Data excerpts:

►

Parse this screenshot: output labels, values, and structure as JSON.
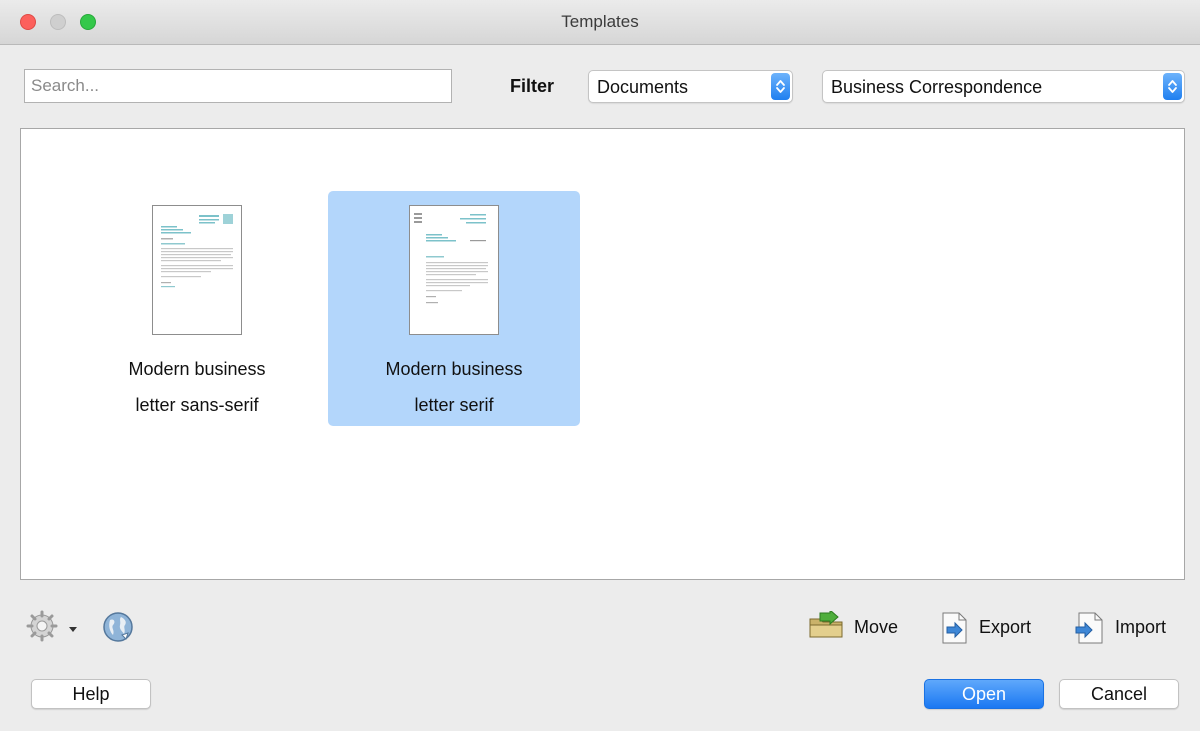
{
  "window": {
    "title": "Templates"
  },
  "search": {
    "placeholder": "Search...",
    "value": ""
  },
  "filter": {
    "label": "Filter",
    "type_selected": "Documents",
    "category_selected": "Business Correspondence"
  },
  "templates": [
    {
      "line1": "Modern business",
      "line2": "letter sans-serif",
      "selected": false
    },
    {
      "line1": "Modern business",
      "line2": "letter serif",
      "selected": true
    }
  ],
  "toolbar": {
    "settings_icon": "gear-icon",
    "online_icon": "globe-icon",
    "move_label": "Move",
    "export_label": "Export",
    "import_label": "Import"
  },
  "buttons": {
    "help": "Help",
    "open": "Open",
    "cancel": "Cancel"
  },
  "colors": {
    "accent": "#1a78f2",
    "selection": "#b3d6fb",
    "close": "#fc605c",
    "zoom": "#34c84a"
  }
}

◄

**The task**
In your copy, leave out the pictures and reproduce the material above exactly.

**Worked answer**
Parse this screenshot: output labels, values, and structure as JSON.
{
  "window": {
    "title": "Templates"
  },
  "search": {
    "placeholder": "Search...",
    "value": ""
  },
  "filter": {
    "label": "Filter",
    "type_selected": "Documents",
    "category_selected": "Business Correspondence"
  },
  "templates": [
    {
      "line1": "Modern business",
      "line2": "letter sans-serif",
      "selected": false
    },
    {
      "line1": "Modern business",
      "line2": "letter serif",
      "selected": true
    }
  ],
  "toolbar": {
    "settings_icon": "gear-icon",
    "online_icon": "globe-icon",
    "move_label": "Move",
    "export_label": "Export",
    "import_label": "Import"
  },
  "buttons": {
    "help": "Help",
    "open": "Open",
    "cancel": "Cancel"
  },
  "colors": {
    "accent": "#1a78f2",
    "selection": "#b3d6fb",
    "close": "#fc605c",
    "zoom": "#34c84a"
  }
}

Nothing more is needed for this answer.